- _Record excerpts_:

---+---

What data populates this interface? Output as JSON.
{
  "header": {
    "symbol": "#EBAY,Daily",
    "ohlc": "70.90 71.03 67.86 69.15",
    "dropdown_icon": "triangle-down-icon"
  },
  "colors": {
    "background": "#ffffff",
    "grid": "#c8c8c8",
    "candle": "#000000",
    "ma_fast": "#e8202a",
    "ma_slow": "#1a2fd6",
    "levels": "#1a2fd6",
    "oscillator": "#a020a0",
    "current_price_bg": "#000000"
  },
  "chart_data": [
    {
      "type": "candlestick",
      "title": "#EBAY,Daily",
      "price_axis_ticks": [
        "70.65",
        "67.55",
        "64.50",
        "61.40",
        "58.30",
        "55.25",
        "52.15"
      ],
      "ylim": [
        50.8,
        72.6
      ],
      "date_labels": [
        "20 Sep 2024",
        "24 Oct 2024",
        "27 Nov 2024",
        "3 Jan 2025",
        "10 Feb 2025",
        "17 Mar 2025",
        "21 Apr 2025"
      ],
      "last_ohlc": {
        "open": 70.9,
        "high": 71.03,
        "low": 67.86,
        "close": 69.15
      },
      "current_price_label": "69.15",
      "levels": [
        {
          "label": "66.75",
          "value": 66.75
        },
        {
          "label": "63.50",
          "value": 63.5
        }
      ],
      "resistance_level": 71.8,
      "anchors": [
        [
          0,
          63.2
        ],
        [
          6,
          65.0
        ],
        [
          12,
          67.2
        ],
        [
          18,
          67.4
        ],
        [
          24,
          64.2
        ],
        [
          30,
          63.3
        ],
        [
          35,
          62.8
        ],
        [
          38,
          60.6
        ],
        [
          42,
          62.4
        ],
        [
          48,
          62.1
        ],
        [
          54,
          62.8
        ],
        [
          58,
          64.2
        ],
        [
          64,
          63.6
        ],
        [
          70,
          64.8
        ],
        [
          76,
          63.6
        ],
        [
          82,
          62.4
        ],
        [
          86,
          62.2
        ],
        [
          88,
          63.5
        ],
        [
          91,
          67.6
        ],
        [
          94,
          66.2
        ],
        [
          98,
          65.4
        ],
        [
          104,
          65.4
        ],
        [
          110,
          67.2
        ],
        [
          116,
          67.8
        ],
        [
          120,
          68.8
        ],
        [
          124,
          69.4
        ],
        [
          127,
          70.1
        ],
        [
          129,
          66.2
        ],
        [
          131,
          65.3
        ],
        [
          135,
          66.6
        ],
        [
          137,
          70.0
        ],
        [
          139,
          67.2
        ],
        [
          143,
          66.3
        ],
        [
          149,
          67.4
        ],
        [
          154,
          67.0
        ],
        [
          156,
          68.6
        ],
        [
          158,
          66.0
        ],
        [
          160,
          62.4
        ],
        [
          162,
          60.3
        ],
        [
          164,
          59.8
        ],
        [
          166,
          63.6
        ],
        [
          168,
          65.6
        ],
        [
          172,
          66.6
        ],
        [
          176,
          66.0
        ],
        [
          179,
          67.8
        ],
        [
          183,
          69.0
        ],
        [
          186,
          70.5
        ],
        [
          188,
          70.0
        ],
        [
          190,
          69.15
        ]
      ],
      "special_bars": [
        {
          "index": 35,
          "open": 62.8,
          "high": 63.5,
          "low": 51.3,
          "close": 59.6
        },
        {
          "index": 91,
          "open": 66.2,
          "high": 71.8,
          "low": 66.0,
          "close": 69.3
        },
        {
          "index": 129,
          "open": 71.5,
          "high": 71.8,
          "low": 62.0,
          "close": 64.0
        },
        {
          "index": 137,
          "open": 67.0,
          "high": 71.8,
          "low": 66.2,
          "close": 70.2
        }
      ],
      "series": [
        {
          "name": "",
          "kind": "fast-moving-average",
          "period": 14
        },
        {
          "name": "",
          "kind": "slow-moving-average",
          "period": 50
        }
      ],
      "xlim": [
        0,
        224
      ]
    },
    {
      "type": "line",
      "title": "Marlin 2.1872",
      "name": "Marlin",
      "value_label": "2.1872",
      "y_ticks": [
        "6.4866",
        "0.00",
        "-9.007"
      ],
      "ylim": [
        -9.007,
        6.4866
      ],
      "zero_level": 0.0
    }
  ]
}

---+---

- _What to do_: Report how many lines contain "open". Give nothing but the number.

- _Task response_: 5